Find every line with "representatives" in it, then report how many there are and nothing more.

- **Data supplied**:
►

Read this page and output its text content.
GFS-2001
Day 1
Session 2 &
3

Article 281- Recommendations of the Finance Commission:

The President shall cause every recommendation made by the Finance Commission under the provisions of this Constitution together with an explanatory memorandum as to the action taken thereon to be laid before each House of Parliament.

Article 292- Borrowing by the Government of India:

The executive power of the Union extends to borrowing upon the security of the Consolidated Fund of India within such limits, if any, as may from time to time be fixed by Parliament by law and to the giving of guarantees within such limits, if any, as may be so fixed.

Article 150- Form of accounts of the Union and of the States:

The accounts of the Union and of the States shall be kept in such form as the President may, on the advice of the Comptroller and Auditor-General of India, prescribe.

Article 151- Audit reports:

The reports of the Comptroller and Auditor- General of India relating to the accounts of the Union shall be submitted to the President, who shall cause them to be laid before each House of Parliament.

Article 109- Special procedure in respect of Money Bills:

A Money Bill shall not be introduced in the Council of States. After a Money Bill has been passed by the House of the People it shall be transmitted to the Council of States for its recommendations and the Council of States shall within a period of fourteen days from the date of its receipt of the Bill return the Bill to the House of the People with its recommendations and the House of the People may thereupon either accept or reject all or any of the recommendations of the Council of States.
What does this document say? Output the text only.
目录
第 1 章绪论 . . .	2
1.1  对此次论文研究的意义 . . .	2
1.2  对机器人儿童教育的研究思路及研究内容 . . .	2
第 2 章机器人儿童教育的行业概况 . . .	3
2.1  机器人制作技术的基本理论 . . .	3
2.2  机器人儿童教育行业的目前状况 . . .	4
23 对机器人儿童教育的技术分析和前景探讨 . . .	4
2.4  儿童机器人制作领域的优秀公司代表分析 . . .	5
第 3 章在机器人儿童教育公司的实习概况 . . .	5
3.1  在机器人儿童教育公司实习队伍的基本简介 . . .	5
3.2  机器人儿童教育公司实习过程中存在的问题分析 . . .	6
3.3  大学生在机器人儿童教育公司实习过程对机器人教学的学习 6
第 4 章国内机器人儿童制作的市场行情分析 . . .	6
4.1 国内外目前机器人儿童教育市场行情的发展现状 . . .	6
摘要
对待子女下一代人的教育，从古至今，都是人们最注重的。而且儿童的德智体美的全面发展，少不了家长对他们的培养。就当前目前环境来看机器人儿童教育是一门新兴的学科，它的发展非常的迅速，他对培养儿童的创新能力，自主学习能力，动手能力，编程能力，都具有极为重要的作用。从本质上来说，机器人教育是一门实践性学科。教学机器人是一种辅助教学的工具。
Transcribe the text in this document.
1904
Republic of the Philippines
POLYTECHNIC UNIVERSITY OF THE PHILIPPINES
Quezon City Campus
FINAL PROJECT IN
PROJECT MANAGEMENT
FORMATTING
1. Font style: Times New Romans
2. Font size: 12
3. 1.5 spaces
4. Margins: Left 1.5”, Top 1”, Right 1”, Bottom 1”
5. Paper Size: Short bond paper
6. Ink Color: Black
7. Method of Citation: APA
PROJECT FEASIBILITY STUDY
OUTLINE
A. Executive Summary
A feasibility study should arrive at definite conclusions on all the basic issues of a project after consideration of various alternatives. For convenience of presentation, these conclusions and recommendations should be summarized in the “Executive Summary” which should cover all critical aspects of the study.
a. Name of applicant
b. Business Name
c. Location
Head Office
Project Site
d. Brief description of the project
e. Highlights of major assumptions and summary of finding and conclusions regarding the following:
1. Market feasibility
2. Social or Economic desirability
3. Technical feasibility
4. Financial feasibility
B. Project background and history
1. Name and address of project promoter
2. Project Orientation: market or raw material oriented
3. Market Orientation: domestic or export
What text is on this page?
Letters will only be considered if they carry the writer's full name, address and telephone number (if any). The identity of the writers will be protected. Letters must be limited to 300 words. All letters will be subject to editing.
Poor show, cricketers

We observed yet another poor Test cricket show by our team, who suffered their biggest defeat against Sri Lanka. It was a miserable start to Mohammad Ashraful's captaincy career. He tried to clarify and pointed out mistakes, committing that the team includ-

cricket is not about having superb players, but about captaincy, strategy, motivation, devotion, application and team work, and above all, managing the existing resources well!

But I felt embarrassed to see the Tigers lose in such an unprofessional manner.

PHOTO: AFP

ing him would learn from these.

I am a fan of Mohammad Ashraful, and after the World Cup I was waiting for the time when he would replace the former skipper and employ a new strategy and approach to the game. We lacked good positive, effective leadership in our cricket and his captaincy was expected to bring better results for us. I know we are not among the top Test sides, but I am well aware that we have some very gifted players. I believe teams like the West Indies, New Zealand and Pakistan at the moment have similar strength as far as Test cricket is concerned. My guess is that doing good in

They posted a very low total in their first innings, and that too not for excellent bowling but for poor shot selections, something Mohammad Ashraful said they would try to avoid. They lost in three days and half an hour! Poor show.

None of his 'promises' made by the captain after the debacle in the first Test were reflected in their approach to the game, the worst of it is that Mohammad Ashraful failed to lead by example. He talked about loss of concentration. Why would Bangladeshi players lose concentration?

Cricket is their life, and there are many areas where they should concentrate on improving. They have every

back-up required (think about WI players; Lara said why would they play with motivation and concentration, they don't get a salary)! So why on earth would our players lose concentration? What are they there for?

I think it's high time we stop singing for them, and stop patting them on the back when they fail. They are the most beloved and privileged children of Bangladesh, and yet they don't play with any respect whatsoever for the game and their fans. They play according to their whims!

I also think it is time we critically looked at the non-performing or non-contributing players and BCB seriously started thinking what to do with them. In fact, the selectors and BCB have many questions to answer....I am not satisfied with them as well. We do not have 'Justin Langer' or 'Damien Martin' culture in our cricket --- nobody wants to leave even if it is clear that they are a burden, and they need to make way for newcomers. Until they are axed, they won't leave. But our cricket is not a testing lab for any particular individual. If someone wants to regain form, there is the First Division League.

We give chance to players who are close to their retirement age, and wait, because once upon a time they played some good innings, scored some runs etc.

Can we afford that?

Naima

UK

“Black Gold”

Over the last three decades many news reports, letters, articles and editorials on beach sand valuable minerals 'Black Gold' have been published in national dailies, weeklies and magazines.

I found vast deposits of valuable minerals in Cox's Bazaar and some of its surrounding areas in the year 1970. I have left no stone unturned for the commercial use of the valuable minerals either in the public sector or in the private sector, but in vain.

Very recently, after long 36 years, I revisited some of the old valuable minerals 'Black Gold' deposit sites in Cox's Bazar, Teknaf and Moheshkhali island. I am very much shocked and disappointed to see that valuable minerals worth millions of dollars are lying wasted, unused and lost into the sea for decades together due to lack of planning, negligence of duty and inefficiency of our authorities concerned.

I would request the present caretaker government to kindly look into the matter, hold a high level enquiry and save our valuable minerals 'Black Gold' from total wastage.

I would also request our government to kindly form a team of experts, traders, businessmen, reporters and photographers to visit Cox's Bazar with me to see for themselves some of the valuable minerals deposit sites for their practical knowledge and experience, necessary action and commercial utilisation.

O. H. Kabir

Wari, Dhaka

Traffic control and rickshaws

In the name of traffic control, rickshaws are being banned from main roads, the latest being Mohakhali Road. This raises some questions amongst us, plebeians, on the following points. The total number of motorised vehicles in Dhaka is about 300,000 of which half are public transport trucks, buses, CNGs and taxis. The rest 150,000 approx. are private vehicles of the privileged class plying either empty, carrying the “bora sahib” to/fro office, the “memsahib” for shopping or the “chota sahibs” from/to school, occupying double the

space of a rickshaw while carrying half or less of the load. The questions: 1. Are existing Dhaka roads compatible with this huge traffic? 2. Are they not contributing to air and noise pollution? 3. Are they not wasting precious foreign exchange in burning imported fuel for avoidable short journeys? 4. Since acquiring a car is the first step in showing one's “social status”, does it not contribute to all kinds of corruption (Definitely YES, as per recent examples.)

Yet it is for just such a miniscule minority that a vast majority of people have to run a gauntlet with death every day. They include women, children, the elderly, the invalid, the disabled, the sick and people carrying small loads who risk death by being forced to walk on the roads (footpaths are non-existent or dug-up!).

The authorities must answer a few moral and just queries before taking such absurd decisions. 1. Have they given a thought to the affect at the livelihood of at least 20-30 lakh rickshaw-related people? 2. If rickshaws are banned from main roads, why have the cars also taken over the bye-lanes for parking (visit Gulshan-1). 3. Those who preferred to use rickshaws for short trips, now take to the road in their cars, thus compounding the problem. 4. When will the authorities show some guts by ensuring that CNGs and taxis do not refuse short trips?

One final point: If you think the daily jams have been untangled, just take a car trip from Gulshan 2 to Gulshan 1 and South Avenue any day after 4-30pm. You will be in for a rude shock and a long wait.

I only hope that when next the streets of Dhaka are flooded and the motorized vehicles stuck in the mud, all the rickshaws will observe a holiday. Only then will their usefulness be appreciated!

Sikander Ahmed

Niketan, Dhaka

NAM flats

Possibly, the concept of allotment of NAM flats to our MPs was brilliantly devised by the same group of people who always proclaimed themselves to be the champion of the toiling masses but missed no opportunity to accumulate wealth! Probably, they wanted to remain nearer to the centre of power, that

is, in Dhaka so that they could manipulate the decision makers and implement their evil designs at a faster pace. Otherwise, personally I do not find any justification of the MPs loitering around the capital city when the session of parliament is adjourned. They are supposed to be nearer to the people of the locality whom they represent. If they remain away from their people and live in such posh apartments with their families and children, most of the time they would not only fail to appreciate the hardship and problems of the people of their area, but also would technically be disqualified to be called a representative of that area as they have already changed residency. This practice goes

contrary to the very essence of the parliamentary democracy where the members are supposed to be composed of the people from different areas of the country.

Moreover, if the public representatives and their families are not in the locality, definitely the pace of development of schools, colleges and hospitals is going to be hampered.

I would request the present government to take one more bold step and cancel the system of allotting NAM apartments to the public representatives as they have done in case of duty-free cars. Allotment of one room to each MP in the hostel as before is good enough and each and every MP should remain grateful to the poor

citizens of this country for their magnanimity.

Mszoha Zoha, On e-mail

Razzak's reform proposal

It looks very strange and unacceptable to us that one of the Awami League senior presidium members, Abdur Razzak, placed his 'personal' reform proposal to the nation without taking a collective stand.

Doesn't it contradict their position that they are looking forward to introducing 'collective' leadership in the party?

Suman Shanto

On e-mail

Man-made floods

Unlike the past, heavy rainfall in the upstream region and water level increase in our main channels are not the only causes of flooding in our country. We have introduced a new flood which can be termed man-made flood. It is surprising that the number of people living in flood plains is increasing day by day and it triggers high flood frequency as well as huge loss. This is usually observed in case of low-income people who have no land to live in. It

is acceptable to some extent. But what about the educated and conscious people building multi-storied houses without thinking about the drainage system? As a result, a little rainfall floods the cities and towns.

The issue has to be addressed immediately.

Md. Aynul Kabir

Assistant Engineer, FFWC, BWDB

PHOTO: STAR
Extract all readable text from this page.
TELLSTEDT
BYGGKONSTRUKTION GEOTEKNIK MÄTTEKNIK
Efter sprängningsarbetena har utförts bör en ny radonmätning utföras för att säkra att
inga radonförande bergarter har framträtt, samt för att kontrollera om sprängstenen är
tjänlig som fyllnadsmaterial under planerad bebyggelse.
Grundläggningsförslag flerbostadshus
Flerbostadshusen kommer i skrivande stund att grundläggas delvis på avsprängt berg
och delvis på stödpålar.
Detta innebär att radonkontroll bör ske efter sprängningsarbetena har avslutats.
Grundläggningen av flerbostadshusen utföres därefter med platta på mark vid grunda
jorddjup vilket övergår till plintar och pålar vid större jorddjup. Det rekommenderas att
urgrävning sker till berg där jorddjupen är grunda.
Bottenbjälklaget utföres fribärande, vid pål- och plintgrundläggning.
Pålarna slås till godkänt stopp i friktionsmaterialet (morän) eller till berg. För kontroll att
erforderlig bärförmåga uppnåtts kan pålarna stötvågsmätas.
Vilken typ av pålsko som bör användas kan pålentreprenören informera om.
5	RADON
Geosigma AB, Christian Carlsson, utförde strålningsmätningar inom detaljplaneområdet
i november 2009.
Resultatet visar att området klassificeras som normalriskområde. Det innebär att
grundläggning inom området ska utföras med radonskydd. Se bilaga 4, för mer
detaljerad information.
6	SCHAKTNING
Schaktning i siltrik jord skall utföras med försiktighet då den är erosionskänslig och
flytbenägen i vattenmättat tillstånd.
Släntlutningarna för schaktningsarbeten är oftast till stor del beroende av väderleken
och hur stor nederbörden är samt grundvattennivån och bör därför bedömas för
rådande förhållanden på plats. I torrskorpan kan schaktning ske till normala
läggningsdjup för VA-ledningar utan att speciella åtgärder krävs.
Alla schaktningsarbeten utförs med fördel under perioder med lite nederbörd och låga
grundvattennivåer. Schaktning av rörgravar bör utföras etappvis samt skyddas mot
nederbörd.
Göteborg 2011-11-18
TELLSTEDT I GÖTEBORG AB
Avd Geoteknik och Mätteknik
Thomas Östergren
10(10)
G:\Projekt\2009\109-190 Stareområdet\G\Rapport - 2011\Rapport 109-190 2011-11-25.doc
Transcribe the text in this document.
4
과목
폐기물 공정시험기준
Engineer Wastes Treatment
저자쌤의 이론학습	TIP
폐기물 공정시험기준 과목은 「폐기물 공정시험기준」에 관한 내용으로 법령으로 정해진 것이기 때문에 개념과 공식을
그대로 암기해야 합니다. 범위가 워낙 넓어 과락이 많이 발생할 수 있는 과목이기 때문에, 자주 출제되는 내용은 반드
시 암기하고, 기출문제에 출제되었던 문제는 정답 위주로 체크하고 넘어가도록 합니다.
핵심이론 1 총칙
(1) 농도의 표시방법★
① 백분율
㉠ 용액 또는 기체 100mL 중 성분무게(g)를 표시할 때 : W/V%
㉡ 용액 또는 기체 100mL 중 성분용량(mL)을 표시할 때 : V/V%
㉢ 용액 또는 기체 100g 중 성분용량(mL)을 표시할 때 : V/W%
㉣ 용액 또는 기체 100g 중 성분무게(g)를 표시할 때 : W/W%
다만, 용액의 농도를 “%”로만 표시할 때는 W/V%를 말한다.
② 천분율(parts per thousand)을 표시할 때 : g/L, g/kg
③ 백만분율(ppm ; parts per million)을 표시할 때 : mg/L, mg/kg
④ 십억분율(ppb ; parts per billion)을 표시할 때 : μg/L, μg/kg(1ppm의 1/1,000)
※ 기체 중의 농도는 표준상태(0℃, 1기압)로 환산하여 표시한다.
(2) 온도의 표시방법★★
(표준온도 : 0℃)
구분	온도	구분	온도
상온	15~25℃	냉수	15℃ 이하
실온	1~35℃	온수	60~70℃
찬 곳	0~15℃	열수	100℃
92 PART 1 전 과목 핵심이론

◄

- **Exercise answer**:
2